■ AIM OF THE TASK ■
Retype every entry exactly, character for character.

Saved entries
:::

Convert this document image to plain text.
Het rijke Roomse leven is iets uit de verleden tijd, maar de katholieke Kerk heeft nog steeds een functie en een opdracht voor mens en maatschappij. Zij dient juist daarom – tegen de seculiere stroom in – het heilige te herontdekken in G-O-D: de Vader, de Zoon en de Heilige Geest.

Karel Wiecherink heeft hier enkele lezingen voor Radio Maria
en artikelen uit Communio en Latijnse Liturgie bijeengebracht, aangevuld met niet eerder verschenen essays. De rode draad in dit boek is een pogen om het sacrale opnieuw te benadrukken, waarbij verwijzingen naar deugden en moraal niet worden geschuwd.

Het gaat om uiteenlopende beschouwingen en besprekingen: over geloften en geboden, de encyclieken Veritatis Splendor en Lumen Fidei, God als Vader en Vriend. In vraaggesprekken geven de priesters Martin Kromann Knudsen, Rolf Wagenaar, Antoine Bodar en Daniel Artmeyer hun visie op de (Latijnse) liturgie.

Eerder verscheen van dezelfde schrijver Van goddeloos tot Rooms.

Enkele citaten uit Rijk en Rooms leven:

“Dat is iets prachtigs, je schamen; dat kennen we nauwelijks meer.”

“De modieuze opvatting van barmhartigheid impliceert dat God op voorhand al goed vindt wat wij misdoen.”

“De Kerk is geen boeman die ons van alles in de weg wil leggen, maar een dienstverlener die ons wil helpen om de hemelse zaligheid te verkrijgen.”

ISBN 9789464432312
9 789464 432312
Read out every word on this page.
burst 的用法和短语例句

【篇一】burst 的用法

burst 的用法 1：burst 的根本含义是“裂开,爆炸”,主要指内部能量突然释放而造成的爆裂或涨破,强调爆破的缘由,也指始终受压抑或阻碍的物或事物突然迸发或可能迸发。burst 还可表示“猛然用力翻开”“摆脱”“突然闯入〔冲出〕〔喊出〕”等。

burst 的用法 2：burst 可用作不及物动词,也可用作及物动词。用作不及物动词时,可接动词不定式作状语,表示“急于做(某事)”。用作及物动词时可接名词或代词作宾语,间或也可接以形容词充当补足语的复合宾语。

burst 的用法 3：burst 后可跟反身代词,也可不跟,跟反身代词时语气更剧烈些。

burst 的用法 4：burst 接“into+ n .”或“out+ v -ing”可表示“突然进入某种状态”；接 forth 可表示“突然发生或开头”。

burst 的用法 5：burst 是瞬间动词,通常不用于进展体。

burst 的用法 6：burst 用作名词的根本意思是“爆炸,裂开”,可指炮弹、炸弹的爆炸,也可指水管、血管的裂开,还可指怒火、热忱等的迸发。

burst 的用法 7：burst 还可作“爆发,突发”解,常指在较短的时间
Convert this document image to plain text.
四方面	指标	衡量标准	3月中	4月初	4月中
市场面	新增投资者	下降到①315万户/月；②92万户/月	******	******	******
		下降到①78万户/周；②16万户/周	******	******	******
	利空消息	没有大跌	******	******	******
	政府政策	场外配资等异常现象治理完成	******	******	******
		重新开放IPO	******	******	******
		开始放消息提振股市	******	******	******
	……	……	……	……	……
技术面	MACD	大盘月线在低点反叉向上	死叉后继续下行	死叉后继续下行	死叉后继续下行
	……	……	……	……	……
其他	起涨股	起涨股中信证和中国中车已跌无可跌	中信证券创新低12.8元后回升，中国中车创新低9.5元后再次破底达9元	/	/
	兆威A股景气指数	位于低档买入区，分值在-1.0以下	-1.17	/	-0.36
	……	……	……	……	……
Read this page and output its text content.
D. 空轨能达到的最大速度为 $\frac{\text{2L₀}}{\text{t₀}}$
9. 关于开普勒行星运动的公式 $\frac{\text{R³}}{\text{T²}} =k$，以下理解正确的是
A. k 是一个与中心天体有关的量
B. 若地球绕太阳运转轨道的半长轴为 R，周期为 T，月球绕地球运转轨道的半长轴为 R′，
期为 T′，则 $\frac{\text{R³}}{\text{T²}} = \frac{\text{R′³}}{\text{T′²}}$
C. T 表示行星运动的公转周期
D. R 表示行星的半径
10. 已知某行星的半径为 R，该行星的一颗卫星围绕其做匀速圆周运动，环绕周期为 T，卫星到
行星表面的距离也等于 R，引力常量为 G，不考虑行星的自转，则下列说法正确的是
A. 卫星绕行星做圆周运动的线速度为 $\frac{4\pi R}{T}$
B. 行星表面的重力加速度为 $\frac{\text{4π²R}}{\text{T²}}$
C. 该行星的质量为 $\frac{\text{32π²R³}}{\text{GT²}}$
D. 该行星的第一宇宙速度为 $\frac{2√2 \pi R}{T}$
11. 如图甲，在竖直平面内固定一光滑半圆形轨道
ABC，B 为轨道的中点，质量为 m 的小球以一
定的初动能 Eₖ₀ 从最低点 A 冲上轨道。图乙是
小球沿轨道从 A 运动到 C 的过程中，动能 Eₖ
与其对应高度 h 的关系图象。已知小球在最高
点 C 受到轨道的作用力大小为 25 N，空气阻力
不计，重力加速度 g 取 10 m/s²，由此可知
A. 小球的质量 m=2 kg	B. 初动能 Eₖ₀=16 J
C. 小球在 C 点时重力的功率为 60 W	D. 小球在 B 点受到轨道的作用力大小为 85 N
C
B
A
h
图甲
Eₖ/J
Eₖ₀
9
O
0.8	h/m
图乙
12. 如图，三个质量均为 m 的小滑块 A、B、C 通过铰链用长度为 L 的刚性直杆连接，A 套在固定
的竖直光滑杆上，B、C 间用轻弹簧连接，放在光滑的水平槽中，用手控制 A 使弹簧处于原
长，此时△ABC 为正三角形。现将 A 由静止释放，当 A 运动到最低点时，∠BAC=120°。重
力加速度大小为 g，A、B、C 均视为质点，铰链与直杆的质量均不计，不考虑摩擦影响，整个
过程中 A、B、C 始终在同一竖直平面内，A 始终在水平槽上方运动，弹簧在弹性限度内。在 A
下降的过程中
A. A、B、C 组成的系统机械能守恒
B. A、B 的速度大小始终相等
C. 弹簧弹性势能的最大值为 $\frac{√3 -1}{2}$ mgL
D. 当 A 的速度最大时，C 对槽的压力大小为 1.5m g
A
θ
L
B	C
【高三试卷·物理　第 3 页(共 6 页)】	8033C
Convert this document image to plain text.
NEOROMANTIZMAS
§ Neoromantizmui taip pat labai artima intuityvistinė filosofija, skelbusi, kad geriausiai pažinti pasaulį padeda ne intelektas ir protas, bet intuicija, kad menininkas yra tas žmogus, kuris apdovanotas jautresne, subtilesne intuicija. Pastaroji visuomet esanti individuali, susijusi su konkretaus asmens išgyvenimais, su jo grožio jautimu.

:::

■ FINAL ANSWER ■
Convert this document image to plain text.
Het rijke Roomse leven is iets uit de verleden tijd, maar de katholieke Kerk heeft nog steeds een functie en een opdracht voor mens en maatschappij. Zij dient juist daarom – tegen de seculiere stroom in – het heilige te herontdekken in G-O-D: de Vader, de Zoon en de Heilige Geest.

Karel Wiecherink heeft hier enkele lezingen voor Radio Maria
en artikelen uit Communio en Latijnse Liturgie bijeengebracht, aangevuld met niet eerder verschenen essays. De rode draad in dit boek is een pogen om het sacrale opnieuw te benadrukken, waarbij verwijzingen naar deugden en moraal niet worden geschuwd.

Het gaat om uiteenlopende beschouwingen en besprekingen: over geloften en geboden, de encyclieken Veritatis Splendor en Lumen Fidei, God als Vader en Vriend. In vraaggesprekken geven de priesters Martin Kromann Knudsen, Rolf Wagenaar, Antoine Bodar en Daniel Artmeyer hun visie op de (Latijnse) liturgie.

Eerder verscheen van dezelfde schrijver Van goddeloos tot Rooms.

Enkele citaten uit Rijk en Rooms leven:

“Dat is iets prachtigs, je schamen; dat kennen we nauwelijks meer.”

“De modieuze opvatting van barmhartigheid impliceert dat God op voorhand al goed vindt wat wij misdoen.”

“De Kerk is geen boeman die ons van alles in de weg wil leggen, maar een dienstverlener die ons wil helpen om de hemelse zaligheid te verkrijgen.”

ISBN 9789464432312
9 789464 432312
Read out every word on this page.
burst 的用法和短语例句

【篇一】burst 的用法

burst 的用法 1：burst 的根本含义是“裂开,爆炸”,主要指内部能量突然释放而造成的爆裂或涨破,强调爆破的缘由,也指始终受压抑或阻碍的物或事物突然迸发或可能迸发。burst 还可表示“猛然用力翻开”“摆脱”“突然闯入〔冲出〕〔喊出〕”等。

burst 的用法 2：burst 可用作不及物动词,也可用作及物动词。用作不及物动词时,可接动词不定式作状语,表示“急于做(某事)”。用作及物动词时可接名词或代词作宾语,间或也可接以形容词充当补足语的复合宾语。

burst 的用法 3：burst 后可跟反身代词,也可不跟,跟反身代词时语气更剧烈些。

burst 的用法 4：burst 接“into+ n .”或“out+ v -ing”可表示“突然进入某种状态”；接 forth 可表示“突然发生或开头”。

burst 的用法 5：burst 是瞬间动词,通常不用于进展体。

burst 的用法 6：burst 用作名词的根本意思是“爆炸,裂开”,可指炮弹、炸弹的爆炸,也可指水管、血管的裂开,还可指怒火、热忱等的迸发。

burst 的用法 7：burst 还可作“爆发,突发”解,常指在较短的时间
Convert this document image to plain text.
四方面	指标	衡量标准	3月中	4月初	4月中
市场面	新增投资者	下降到①315万户/月；②92万户/月	******	******	******
		下降到①78万户/周；②16万户/周	******	******	******
	利空消息	没有大跌	******	******	******
	政府政策	场外配资等异常现象治理完成	******	******	******
		重新开放IPO	******	******	******
		开始放消息提振股市	******	******	******
	……	……	……	……	……
技术面	MACD	大盘月线在低点反叉向上	死叉后继续下行	死叉后继续下行	死叉后继续下行
	……	……	……	……	……
其他	起涨股	起涨股中信证和中国中车已跌无可跌	中信证券创新低12.8元后回升，中国中车创新低9.5元后再次破底达9元	/	/
	兆威A股景气指数	位于低档买入区，分值在-1.0以下	-1.17	/	-0.36
	……	……	……	……	……
Read this page and output its text content.
D. 空轨能达到的最大速度为 $\frac{\text{2L₀}}{\text{t₀}}$
9. 关于开普勒行星运动的公式 $\frac{\text{R³}}{\text{T²}} =k$，以下理解正确的是
A. k 是一个与中心天体有关的量
B. 若地球绕太阳运转轨道的半长轴为 R，周期为 T，月球绕地球运转轨道的半长轴为 R′，
期为 T′，则 $\frac{\text{R³}}{\text{T²}} = \frac{\text{R′³}}{\text{T′²}}$
C. T 表示行星运动的公转周期
D. R 表示行星的半径
10. 已知某行星的半径为 R，该行星的一颗卫星围绕其做匀速圆周运动，环绕周期为 T，卫星到
行星表面的距离也等于 R，引力常量为 G，不考虑行星的自转，则下列说法正确的是
A. 卫星绕行星做圆周运动的线速度为 $\frac{4\pi R}{T}$
B. 行星表面的重力加速度为 $\frac{\text{4π²R}}{\text{T²}}$
C. 该行星的质量为 $\frac{\text{32π²R³}}{\text{GT²}}$
D. 该行星的第一宇宙速度为 $\frac{2√2 \pi R}{T}$
11. 如图甲，在竖直平面内固定一光滑半圆形轨道
ABC，B 为轨道的中点，质量为 m 的小球以一
定的初动能 Eₖ₀ 从最低点 A 冲上轨道。图乙是
小球沿轨道从 A 运动到 C 的过程中，动能 Eₖ
与其对应高度 h 的关系图象。已知小球在最高
点 C 受到轨道的作用力大小为 25 N，空气阻力
不计，重力加速度 g 取 10 m/s²，由此可知
A. 小球的质量 m=2 kg	B. 初动能 Eₖ₀=16 J
C. 小球在 C 点时重力的功率为 60 W	D. 小球在 B 点受到轨道的作用力大小为 85 N
C
B
A
h
图甲
Eₖ/J
Eₖ₀
9
O
0.8	h/m
图乙
12. 如图，三个质量均为 m 的小滑块 A、B、C 通过铰链用长度为 L 的刚性直杆连接，A 套在固定
的竖直光滑杆上，B、C 间用轻弹簧连接，放在光滑的水平槽中，用手控制 A 使弹簧处于原
长，此时△ABC 为正三角形。现将 A 由静止释放，当 A 运动到最低点时，∠BAC=120°。重
力加速度大小为 g，A、B、C 均视为质点，铰链与直杆的质量均不计，不考虑摩擦影响，整个
过程中 A、B、C 始终在同一竖直平面内，A 始终在水平槽上方运动，弹簧在弹性限度内。在 A
下降的过程中
A. A、B、C 组成的系统机械能守恒
B. A、B 的速度大小始终相等
C. 弹簧弹性势能的最大值为 $\frac{√3 -1}{2}$ mgL
D. 当 A 的速度最大时，C 对槽的压力大小为 1.5m g
A
θ
L
B	C
【高三试卷·物理　第 3 页(共 6 页)】	8033C
Convert this document image to plain text.
NEOROMANTIZMAS
§ Neoromantizmui taip pat labai artima intuityvistinė filosofija, skelbusi, kad geriausiai pažinti pasaulį padeda ne intelektas ir protas, bet intuicija, kad menininkas yra tas žmogus, kuris apdovanotas jautresne, subtilesne intuicija. Pastaroji visuomet esanti individuali, susijusi su konkretaus asmens išgyvenimais, su jo grožio jautimu.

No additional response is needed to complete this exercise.